*DOCUMENT SECTION*
━━━━━━━━━━━━━━━━
In re Regulus Therapeutics Inc. Sec. Litig.
Decision Date | 05 September 2019 |
Docket Number | Case No.: 3:17-cv-0182-BTM-RBB |
Citation | 406 F.Supp.3d 845 |
Parties | IN RE REGULUS THERAPEUTICS INC. SECURITIES LITIGATION |
Court | U.S. District Court — Southern District of California |
ORDER GRANTING DEFENDANTS' MOTION TO DISMISS AND GRANTING PLAINTIFFS LEAVE TO AMEND
This is a putative securities class action filed on behalf of all purchasers of common shares of Regulus Therapeutics, Inc. ("Regulus") between February 17, 2016 and June 12, 2017, inclusive (the "Class Period"). Plaintiffs allege that Defendants Regulus, Joseph P. Hagan, Paul C. Grint, M.D., and Michael Huang, M.D.1 made misleading statements regarding a pharmaceutical product being developed by Regulus that artificially inflated its common stock prices during the Class Period. Based thereon, Plaintiffs assert claims for violation of Section 10(b) of the Securities Exchange Act, 15 U.S.C. § 78j(b), Rule 10b-5, 17 C.F.R. § 240.10b-5, and Section 20(a) of the Securities Exchange Act, 15 U.S.C. § 78t(a). (ECF No. 19.) Defendants move to dismiss Plaintiffs' Consolidated Complaint under Federal Rule of Civil Procedure 12(b)(6). (ECF No. 22.)
━━━━━━━━━━━━━━━━
*DATA FOR REVIEW*

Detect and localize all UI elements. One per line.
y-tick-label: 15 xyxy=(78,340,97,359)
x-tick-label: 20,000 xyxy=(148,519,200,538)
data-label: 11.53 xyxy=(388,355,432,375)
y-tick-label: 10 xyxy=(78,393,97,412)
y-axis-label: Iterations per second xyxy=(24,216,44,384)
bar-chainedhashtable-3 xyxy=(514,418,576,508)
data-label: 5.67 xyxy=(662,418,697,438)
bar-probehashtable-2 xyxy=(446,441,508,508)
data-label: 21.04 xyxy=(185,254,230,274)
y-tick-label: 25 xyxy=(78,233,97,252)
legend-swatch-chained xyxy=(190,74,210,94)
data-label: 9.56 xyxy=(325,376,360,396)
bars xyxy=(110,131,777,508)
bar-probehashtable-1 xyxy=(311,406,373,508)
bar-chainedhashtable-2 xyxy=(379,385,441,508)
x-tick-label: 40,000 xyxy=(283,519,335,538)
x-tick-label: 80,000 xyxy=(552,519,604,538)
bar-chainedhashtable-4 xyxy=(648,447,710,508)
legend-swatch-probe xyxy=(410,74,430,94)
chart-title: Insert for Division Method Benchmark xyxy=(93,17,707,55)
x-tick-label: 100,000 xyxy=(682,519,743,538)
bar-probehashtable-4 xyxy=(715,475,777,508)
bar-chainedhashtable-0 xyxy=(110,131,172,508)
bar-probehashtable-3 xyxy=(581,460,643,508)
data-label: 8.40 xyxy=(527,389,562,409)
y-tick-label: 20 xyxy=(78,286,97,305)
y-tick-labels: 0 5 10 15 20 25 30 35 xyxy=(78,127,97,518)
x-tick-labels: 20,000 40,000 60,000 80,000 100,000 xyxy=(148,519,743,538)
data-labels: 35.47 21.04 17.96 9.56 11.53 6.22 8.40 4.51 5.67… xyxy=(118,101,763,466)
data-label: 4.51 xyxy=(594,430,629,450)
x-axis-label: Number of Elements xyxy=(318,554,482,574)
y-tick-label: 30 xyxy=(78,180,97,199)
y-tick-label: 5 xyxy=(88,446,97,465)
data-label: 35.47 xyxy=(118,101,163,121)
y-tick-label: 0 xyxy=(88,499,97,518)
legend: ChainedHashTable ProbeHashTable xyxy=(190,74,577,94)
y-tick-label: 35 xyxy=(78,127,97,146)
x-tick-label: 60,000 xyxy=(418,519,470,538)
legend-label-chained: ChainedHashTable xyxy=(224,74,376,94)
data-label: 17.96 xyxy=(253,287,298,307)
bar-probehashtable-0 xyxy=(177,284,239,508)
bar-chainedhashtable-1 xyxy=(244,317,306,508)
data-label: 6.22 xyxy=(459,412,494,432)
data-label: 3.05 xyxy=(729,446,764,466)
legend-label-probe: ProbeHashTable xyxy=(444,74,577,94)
━━━━━━━━━━━━━━━━
*PROBLEM*
Do these statements agree with the court order? Answer yes or no for each, quoting the words of the order that decide it. 1. The Class Period ends on June 12, 2017. 2. The case was heard in the Northern District of California. 3. Defendants moved to dismiss under Federal Rule of Civil Procedure 12(b)(6). The records are separate material, unrelated to the court order.

*SOLVED PROBLEM*
1. Yes: "between February 17, 2016 and June 12, 2017, inclusive (the "Class Period")"
2. No: "U.S. District Court — Southern District of California"
3. Yes: "Defendants move to dismiss Plaintiffs' Consolidated Complaint under Federal Rule of Civil Procedure 12(b)(6)."